Check each line of the listing for the word "yellow" and report how many lines contain it, giving nothing but the number.

╭──

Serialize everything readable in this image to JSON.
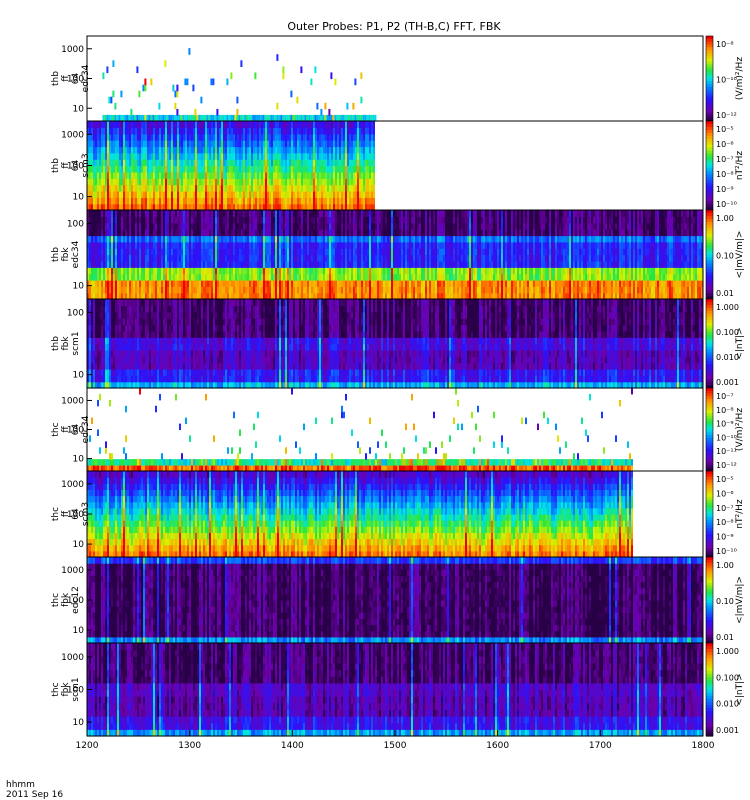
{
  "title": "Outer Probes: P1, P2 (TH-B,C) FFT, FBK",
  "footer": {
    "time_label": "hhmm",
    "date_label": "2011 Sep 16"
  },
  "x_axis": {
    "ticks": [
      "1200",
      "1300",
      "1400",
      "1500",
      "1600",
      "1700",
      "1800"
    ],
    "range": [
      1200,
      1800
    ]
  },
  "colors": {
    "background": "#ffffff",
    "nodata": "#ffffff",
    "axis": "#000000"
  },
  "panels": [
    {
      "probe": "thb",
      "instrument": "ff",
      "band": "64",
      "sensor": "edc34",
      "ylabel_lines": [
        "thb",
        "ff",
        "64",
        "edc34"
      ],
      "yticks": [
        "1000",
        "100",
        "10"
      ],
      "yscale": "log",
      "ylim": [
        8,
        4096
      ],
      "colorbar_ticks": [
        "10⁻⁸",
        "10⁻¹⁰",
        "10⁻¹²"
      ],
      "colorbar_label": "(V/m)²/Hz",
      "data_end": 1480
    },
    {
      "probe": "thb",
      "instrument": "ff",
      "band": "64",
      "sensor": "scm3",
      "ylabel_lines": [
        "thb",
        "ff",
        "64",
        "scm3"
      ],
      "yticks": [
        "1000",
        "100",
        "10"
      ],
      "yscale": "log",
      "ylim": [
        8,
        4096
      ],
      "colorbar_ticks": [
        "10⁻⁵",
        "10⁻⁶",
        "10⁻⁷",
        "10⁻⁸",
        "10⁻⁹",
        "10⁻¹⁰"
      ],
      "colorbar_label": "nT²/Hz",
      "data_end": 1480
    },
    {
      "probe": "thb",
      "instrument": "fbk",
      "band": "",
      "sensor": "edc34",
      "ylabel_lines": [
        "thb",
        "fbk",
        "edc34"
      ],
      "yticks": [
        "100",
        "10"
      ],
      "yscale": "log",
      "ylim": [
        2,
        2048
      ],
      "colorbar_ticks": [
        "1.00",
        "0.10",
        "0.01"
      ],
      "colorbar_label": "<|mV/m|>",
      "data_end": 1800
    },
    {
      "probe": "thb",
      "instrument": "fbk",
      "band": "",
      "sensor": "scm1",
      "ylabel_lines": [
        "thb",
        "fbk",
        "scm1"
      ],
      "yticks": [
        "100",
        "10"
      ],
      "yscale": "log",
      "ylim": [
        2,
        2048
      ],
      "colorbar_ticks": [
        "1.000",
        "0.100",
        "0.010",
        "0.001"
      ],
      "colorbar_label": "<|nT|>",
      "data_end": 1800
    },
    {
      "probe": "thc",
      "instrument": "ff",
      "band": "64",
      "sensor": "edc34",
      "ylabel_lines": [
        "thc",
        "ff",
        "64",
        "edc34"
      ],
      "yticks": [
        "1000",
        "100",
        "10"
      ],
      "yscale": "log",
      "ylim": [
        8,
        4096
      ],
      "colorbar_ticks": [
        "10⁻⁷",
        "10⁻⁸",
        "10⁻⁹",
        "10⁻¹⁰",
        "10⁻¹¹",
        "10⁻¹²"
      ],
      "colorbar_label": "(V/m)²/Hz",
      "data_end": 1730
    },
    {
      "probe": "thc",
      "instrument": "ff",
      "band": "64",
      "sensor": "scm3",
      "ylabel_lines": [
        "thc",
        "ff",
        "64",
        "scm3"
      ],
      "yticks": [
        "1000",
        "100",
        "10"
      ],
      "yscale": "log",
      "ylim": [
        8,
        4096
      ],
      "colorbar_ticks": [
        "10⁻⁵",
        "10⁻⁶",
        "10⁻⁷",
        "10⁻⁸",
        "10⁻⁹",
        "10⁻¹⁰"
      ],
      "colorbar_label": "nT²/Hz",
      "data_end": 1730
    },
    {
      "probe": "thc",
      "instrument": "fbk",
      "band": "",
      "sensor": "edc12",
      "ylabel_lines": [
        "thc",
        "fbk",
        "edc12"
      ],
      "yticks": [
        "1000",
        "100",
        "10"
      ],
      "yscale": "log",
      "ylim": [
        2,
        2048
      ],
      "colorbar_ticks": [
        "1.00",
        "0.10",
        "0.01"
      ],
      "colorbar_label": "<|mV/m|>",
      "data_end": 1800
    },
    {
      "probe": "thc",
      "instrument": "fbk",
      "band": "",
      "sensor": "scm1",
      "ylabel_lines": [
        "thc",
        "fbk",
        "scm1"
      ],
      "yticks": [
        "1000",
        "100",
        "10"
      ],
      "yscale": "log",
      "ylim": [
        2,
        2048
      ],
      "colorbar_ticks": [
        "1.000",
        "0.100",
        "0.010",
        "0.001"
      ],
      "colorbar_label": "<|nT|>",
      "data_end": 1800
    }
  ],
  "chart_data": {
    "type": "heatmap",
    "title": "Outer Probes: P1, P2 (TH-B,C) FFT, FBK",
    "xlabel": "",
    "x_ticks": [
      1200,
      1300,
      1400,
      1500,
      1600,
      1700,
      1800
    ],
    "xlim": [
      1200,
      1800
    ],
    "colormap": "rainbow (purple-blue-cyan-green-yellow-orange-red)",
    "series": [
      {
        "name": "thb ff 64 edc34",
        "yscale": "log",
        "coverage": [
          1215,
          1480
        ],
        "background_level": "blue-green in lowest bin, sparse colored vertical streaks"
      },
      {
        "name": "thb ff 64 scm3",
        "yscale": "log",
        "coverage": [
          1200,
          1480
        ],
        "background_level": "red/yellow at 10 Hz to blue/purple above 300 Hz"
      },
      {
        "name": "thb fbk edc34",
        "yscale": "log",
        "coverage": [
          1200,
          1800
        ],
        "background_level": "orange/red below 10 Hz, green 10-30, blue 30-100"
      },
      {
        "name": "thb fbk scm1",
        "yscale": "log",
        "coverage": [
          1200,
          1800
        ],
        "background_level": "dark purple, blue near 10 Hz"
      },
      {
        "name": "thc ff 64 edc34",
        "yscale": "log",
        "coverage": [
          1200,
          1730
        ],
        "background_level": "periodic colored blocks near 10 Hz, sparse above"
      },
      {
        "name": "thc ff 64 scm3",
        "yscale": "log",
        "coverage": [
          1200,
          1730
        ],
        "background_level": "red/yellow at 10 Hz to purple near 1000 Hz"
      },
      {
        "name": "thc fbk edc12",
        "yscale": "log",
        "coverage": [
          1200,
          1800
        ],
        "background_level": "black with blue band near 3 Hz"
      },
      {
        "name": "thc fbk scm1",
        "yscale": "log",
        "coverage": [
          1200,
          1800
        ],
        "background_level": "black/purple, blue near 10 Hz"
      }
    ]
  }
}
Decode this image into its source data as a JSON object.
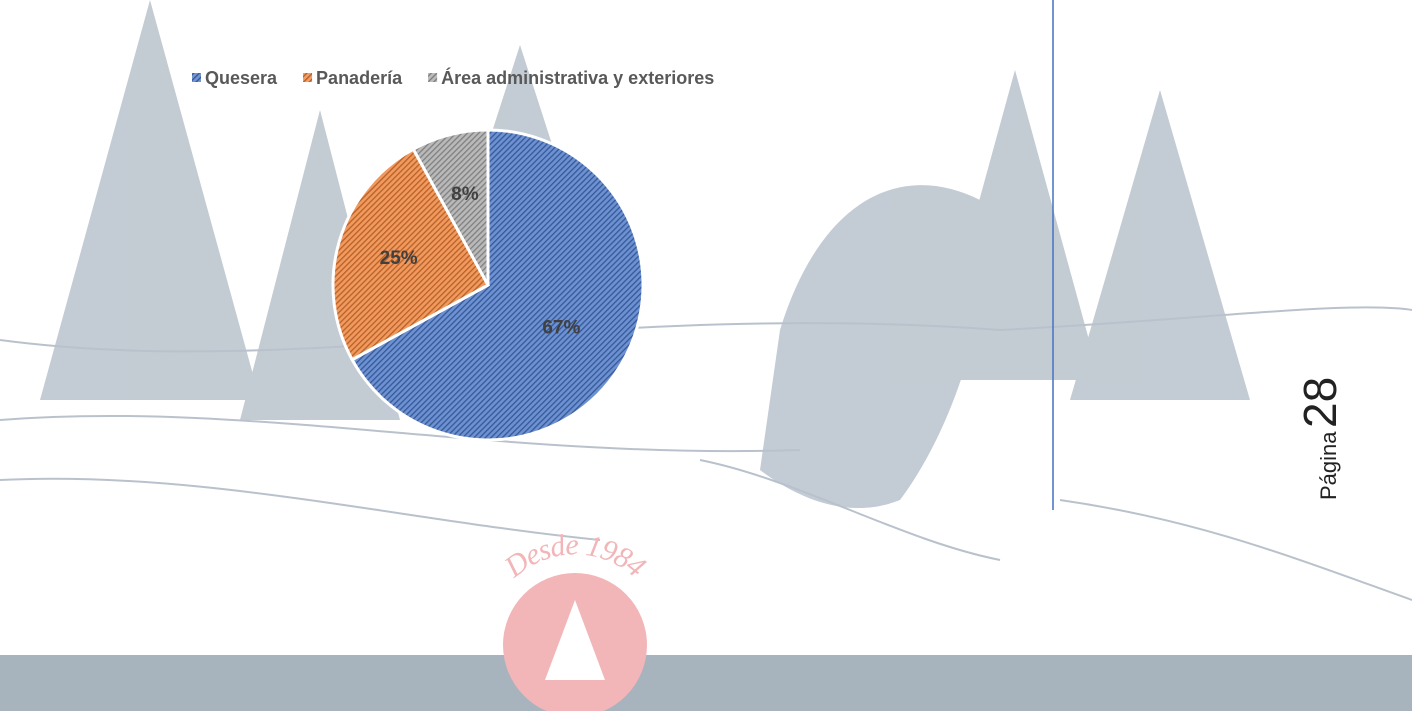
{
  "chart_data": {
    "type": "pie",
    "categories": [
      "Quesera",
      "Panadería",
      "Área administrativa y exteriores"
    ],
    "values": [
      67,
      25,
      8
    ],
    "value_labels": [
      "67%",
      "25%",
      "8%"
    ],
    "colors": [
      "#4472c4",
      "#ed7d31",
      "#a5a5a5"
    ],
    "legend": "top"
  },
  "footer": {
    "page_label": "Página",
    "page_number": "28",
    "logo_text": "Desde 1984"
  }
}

╰──

Exercise result: 3